## Annotated element entries
★ ★ ★ ★ ★

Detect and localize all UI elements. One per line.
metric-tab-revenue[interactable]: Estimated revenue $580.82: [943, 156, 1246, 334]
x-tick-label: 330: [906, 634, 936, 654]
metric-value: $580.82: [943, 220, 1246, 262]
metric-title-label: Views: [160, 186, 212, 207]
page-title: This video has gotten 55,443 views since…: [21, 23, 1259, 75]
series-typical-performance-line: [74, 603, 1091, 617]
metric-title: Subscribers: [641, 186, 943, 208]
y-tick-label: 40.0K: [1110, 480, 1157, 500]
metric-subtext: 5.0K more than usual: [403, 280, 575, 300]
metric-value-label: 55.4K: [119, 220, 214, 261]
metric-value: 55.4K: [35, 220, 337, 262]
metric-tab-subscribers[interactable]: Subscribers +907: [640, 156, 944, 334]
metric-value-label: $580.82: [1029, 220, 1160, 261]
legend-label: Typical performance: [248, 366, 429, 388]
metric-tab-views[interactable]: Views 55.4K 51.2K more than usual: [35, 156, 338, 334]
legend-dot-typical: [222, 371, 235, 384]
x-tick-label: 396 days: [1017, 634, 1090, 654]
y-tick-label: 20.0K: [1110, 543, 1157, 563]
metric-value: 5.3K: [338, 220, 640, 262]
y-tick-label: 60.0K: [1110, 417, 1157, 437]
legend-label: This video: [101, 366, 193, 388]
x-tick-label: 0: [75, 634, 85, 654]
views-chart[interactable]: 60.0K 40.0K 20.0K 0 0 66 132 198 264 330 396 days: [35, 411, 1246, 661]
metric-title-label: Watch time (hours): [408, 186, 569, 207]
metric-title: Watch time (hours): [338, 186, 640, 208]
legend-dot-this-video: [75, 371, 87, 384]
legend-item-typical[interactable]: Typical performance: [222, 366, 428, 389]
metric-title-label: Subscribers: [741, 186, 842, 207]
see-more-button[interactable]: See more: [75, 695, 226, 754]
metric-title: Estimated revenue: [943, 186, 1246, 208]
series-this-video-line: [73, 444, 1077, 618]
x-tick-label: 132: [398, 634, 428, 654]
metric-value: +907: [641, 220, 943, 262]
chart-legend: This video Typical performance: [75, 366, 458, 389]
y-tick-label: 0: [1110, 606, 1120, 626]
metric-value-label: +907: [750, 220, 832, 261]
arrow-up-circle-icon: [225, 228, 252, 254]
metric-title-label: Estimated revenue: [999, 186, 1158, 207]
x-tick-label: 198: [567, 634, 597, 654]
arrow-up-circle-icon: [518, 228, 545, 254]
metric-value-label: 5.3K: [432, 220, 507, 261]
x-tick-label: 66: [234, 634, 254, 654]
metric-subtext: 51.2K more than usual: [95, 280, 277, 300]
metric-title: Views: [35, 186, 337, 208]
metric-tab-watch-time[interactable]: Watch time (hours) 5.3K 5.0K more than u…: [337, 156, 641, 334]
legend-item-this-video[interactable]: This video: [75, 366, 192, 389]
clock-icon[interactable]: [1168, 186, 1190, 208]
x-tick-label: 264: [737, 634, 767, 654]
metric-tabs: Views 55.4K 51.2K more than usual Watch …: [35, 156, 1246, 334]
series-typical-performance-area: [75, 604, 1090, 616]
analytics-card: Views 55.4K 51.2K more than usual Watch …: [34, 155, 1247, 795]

★ ★ ★ ★ ★

## REQUEST
Rewrite the lines of the data, putting "above typical" wherever "more than usual" appears and leaving everything else untouched.

## ANSWER BELOW
Detect and localize all UI elements. One per line.
metric-tab-revenue[interactable]: Estimated revenue $580.82: [943, 156, 1246, 334]
x-tick-label: 330: [906, 634, 936, 654]
metric-value: $580.82: [943, 220, 1246, 262]
metric-title-label: Views: [160, 186, 212, 207]
page-title: This video has gotten 55,443 views since…: [21, 23, 1259, 75]
series-typical-performance-line: [74, 603, 1091, 617]
metric-title: Subscribers: [641, 186, 943, 208]
y-tick-label: 40.0K: [1110, 480, 1157, 500]
metric-subtext: 5.0K above typical: [403, 280, 575, 300]
metric-value-label: 55.4K: [119, 220, 214, 261]
metric-value: 55.4K: [35, 220, 337, 262]
metric-tab-subscribers[interactable]: Subscribers +907: [640, 156, 944, 334]
metric-value-label: $580.82: [1029, 220, 1160, 261]
legend-label: Typical performance: [248, 366, 429, 388]
metric-tab-views[interactable]: Views 55.4K 51.2K above typical: [35, 156, 338, 334]
legend-dot-typical: [222, 371, 235, 384]
x-tick-label: 396 days: [1017, 634, 1090, 654]
y-tick-label: 20.0K: [1110, 543, 1157, 563]
metric-value: 5.3K: [338, 220, 640, 262]
y-tick-label: 60.0K: [1110, 417, 1157, 437]
legend-label: This video: [101, 366, 193, 388]
x-tick-label: 0: [75, 634, 85, 654]
views-chart[interactable]: 60.0K 40.0K 20.0K 0 0 66 132 198 264 330 396 days: [35, 411, 1246, 661]
metric-title-label: Watch time (hours): [408, 186, 569, 207]
metric-title: Watch time (hours): [338, 186, 640, 208]
legend-dot-this-video: [75, 371, 87, 384]
legend-item-typical[interactable]: Typical performance: [222, 366, 428, 389]
metric-title-label: Subscribers: [741, 186, 842, 207]
see-more-button[interactable]: See more: [75, 695, 226, 754]
metric-title: Estimated revenue: [943, 186, 1246, 208]
series-this-video-line: [73, 444, 1077, 618]
x-tick-label: 132: [398, 634, 428, 654]
metric-value: +907: [641, 220, 943, 262]
chart-legend: This video Typical performance: [75, 366, 458, 389]
y-tick-label: 0: [1110, 606, 1120, 626]
metric-value-label: +907: [750, 220, 832, 261]
arrow-up-circle-icon: [225, 228, 252, 254]
metric-title-label: Estimated revenue: [999, 186, 1158, 207]
x-tick-label: 198: [567, 634, 597, 654]
arrow-up-circle-icon: [518, 228, 545, 254]
metric-value-label: 5.3K: [432, 220, 507, 261]
x-tick-label: 66: [234, 634, 254, 654]
metric-subtext: 51.2K above typical: [95, 280, 277, 300]
metric-title: Views: [35, 186, 337, 208]
metric-tab-watch-time[interactable]: Watch time (hours) 5.3K 5.0K more than u…: [337, 156, 641, 334]
legend-item-this-video[interactable]: This video: [75, 366, 192, 389]
clock-icon[interactable]: [1168, 186, 1190, 208]
x-tick-label: 264: [737, 634, 767, 654]
metric-tabs: Views 55.4K 51.2K above typical Watch …: [35, 156, 1246, 334]
series-typical-performance-area: [75, 604, 1090, 616]
analytics-card: Views 55.4K 51.2K above typical Watch …: [34, 155, 1247, 795]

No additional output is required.